* Start *

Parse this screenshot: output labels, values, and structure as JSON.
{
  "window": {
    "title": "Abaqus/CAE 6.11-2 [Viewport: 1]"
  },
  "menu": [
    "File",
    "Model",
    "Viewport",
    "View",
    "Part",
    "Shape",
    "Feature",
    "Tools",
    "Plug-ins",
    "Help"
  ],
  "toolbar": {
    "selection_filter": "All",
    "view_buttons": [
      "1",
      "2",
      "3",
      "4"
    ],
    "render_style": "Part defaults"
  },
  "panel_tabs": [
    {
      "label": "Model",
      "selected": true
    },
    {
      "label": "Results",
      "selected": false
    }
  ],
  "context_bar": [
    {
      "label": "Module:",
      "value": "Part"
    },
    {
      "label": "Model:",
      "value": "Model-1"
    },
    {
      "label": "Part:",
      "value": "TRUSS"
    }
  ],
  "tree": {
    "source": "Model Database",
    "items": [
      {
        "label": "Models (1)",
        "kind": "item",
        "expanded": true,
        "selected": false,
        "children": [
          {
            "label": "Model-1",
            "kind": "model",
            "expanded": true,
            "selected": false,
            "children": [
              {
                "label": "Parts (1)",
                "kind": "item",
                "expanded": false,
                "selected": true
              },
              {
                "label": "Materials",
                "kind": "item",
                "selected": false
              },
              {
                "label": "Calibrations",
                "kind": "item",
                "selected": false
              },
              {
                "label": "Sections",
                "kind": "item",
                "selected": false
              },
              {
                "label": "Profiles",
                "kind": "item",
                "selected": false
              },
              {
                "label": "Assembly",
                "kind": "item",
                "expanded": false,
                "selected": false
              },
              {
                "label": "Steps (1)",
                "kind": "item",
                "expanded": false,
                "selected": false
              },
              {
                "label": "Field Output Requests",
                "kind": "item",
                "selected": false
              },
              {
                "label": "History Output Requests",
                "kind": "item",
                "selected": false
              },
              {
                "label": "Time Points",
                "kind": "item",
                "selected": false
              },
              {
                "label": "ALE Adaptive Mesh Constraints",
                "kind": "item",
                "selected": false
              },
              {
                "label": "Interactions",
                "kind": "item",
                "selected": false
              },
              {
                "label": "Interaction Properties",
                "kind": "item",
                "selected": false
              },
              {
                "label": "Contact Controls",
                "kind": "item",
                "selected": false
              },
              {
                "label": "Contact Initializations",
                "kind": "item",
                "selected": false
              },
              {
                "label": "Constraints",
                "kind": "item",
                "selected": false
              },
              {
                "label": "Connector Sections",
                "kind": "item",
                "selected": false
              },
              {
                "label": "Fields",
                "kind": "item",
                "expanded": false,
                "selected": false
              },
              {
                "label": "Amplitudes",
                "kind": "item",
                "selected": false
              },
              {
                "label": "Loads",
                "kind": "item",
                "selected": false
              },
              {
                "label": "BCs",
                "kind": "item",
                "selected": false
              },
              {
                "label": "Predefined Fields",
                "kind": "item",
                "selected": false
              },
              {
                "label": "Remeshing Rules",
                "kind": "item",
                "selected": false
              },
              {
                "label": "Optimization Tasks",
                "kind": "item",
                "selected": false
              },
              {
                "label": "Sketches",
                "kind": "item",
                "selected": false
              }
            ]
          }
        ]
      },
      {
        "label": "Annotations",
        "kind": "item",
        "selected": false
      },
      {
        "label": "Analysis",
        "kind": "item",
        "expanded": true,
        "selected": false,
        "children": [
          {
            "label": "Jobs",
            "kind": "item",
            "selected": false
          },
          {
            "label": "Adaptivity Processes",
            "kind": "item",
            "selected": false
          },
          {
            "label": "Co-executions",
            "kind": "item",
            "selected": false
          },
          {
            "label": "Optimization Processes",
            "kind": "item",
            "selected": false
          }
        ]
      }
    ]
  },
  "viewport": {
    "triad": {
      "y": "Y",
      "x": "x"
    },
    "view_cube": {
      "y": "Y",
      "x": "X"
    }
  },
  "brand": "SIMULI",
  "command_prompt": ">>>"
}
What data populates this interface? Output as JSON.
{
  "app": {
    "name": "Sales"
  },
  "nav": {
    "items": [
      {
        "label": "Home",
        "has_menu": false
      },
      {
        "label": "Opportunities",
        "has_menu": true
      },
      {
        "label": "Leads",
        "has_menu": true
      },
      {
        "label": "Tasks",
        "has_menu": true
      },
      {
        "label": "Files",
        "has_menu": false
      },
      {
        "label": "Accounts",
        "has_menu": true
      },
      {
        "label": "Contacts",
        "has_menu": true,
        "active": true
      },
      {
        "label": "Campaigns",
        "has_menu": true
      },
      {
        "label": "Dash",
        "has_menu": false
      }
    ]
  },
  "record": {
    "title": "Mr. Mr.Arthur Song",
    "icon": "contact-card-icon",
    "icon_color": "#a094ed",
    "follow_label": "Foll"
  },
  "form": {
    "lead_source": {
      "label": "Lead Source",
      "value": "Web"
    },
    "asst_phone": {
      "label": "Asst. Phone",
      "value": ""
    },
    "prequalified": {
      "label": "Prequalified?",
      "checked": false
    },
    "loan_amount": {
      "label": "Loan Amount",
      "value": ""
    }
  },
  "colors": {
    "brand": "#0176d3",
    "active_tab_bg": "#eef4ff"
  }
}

* End *

[Goal of the exercise]:
State how many lines of the records above contain "Constraints", with no words besides the number.

[Answer to this problem]:
2